• _The exercise_
Read the listing below and copy out every line that holds "Clarify".

%%

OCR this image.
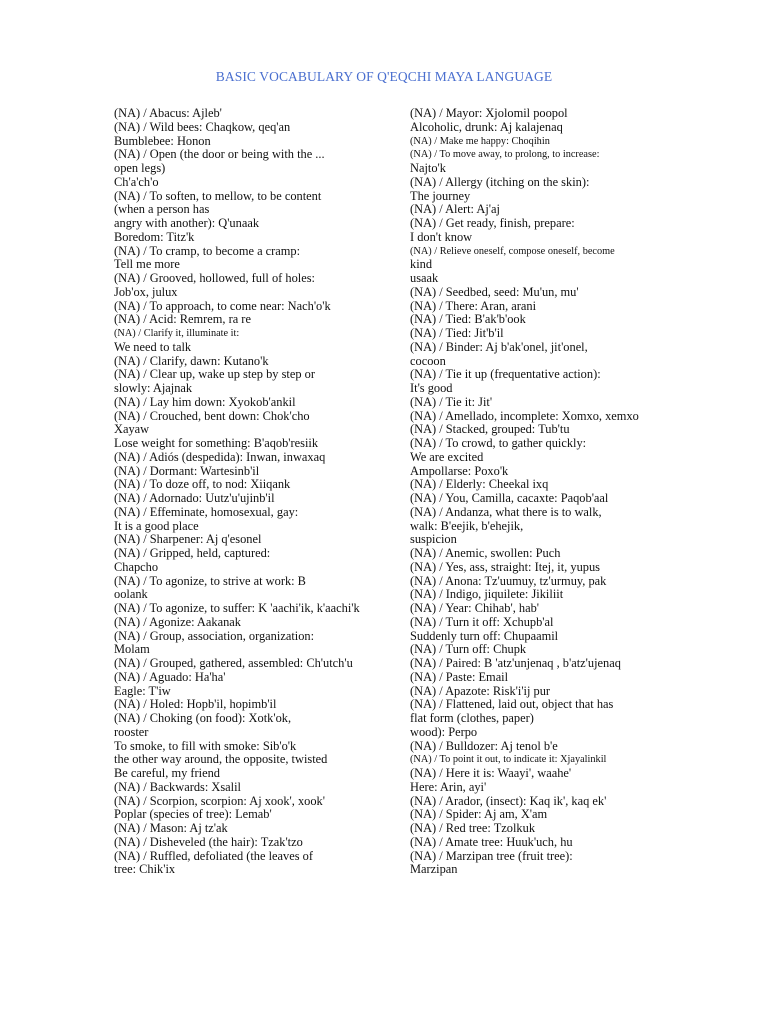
BASIC VOCABULARY OF Q'EQCHI MAYA LANGUAGE
(NA) / Abacus: Ajleb'
(NA) / Wild bees: Chaqkow, qeq'an
Bumblebee: Honon
(NA) / Open (the door or being with the ...
open legs)
Ch'a'ch'o
(NA) / To soften, to mellow, to be content
(when a person has
angry with another): Q'unaak
Boredom: Titz'k
(NA) / To cramp, to become a cramp:
Tell me more
(NA) / Grooved, hollowed, full of holes:
Job'ox, julux
(NA) / To approach, to come near: Nach'o'k
(NA) / Acid: Remrem, ra re
(NA) / Clarify it, illuminate it:
We need to talk
(NA) / Clarify, dawn: Kutano'k
(NA) / Clear up, wake up step by step or
slowly: Ajajnak
(NA) / Lay him down: Xyokob'ankil
(NA) / Crouched, bent down: Chok'cho
Xayaw
Lose weight for something: B'aqob'resiik
(NA) / Adiós (despedida): Inwan, inwaxaq
(NA) / Dormant: Wartesinb'il
(NA) / To doze off, to nod: Xiiqank
(NA) / Adornado: Uutz'u'ujinb'il
(NA) / Effeminate, homosexual, gay:
It is a good place
(NA) / Sharpener: Aj q'esonel
(NA) / Gripped, held, captured:
Chapcho
(NA) / To agonize, to strive at work: B
oolank
(NA) / To agonize, to suffer: K 'aachi'ik, k'aachi'k
(NA) / Agonize: Aakanak
(NA) / Group, association, organization:
Molam
(NA) / Grouped, gathered, assembled: Ch'utch'u
(NA) / Aguado: Ha'ha'
Eagle: T'iw
(NA) / Holed: Hopb'il, hopimb'il
(NA) / Choking (on food): Xotk'ok,
rooster
To smoke, to fill with smoke: Sib'o'k
the other way around, the opposite, twisted
Be careful, my friend
(NA) / Backwards: Xsalil
(NA) / Scorpion, scorpion: Aj xook', xook'
Poplar (species of tree): Lemab'
(NA) / Mason: Aj tz'ak
(NA) / Disheveled (the hair): Tzak'tzo
(NA) / Ruffled, defoliated (the leaves of
tree: Chik'ix
(NA) / Mayor: Xjolomil poopol
Alcoholic, drunk: Aj kalajenaq
(NA) / Make me happy: Choqihin
(NA) / To move away, to prolong, to increase:
Najto'k
(NA) / Allergy (itching on the skin):
The journey
(NA) / Alert: Aj'aj
(NA) / Get ready, finish, prepare:
I don't know
(NA) / Relieve oneself, compose oneself, become
kind
usaak
(NA) / Seedbed, seed: Mu'un, mu'
(NA) / There: Aran, arani
(NA) / Tied: B'ak'b'ook
(NA) / Tied: Jit'b'il
(NA) / Binder: Aj b'ak'onel, jit'onel,
cocoon
(NA) / Tie it up (frequentative action):
It's good
(NA) / Tie it: Jit'
(NA) / Amellado, incomplete: Xomxo, xemxo
(NA) / Stacked, grouped: Tub'tu
(NA) / To crowd, to gather quickly:
We are excited
Ampollarse: Poxo'k
(NA) / Elderly: Cheekal ixq
(NA) / You, Camilla, cacaxte: Paqob'aal
(NA) / Andanza, what there is to walk,
walk: B'eejik, b'ehejik,
suspicion
(NA) / Anemic, swollen: Puch
(NA) / Yes, ass, straight: Itej, it, yupus
(NA) / Anona: Tz'uumuy, tz'urmuy, pak
(NA) / Indigo, jiquilete: Jikiliit
(NA) / Year: Chihab', hab'
(NA) / Turn it off: Xchupb'al
Suddenly turn off: Chupaamil
(NA) / Turn off: Chupk
(NA) / Paired: B 'atz'unjenaq , b'atz'ujenaq
(NA) / Paste: Email
(NA) / Apazote: Risk'i'ij pur
(NA) / Flattened, laid out, object that has
flat form (clothes, paper)
wood): Perpo
(NA) / Bulldozer: Aj tenol b'e
(NA) / To point it out, to indicate it: Xjayalinkil
(NA) / Here it is: Waayi', waahe'
Here: Arin, ayi'
(NA) / Arador, (insect): Kaq ik', kaq ek'
(NA) / Spider: Aj am, X'am
(NA) / Red tree: Tzolkuk
(NA) / Amate tree: Huuk'uch, hu
(NA) / Marzipan tree (fruit tree):
Marzipan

%%

• _Response below_
(NA) / Clarify it, illuminate it:
(NA) / Clarify, dawn: Kutano'k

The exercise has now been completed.